→ **Task prompt**
Pick out each line of the data below that contains the string "heading", and copy those lines in full.

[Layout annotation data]
---+---

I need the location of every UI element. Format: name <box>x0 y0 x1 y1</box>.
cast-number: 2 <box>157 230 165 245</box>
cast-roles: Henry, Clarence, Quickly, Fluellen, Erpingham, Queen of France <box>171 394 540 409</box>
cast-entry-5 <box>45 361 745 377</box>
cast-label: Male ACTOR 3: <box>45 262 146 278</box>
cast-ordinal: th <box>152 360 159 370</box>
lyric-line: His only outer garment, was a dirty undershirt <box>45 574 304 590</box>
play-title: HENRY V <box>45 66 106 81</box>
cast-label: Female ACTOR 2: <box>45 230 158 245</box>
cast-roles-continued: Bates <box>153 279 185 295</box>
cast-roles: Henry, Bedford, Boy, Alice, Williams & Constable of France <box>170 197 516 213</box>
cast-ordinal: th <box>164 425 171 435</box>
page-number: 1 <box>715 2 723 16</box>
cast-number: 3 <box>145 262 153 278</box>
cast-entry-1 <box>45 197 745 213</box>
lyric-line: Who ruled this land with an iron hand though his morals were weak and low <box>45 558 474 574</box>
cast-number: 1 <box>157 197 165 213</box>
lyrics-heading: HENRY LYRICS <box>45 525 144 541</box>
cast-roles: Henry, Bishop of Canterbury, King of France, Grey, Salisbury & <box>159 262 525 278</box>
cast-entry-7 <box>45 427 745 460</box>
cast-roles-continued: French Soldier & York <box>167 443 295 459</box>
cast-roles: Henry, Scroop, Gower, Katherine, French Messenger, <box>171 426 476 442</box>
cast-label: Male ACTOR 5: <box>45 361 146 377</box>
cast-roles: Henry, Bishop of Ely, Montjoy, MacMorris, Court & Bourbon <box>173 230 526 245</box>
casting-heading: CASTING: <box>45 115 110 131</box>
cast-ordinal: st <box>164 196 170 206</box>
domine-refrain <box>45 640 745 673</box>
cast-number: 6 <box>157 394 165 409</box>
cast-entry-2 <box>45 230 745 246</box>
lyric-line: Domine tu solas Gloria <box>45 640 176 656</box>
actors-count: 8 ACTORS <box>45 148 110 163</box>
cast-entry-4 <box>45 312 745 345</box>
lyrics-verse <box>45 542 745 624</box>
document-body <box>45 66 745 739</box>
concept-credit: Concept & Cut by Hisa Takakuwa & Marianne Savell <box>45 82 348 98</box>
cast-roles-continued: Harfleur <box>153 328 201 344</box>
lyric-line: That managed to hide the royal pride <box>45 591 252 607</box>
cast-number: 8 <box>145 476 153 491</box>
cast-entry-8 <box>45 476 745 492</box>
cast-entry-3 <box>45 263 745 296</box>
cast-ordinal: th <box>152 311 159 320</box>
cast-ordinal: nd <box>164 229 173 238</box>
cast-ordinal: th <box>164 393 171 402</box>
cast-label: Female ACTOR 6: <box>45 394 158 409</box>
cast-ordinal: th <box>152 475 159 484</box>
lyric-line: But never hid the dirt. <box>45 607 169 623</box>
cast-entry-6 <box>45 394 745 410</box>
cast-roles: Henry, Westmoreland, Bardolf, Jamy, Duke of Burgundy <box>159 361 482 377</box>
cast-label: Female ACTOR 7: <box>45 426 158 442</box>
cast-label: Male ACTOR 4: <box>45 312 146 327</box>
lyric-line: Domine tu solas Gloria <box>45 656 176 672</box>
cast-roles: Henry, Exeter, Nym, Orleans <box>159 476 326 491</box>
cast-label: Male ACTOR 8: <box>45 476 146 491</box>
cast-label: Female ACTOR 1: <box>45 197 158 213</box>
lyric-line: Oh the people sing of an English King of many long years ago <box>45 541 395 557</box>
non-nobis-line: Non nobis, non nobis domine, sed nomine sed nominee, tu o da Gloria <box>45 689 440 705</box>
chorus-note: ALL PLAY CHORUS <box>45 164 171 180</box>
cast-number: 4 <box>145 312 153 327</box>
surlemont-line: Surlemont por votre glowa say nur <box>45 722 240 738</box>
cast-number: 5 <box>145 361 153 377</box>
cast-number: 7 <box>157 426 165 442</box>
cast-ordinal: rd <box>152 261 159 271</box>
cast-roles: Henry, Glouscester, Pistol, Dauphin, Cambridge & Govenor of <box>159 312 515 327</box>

---+---

→ **Problem solution**
lyrics-heading: HENRY LYRICS <box>45 525 144 541</box>
casting-heading: CASTING: <box>45 115 110 131</box>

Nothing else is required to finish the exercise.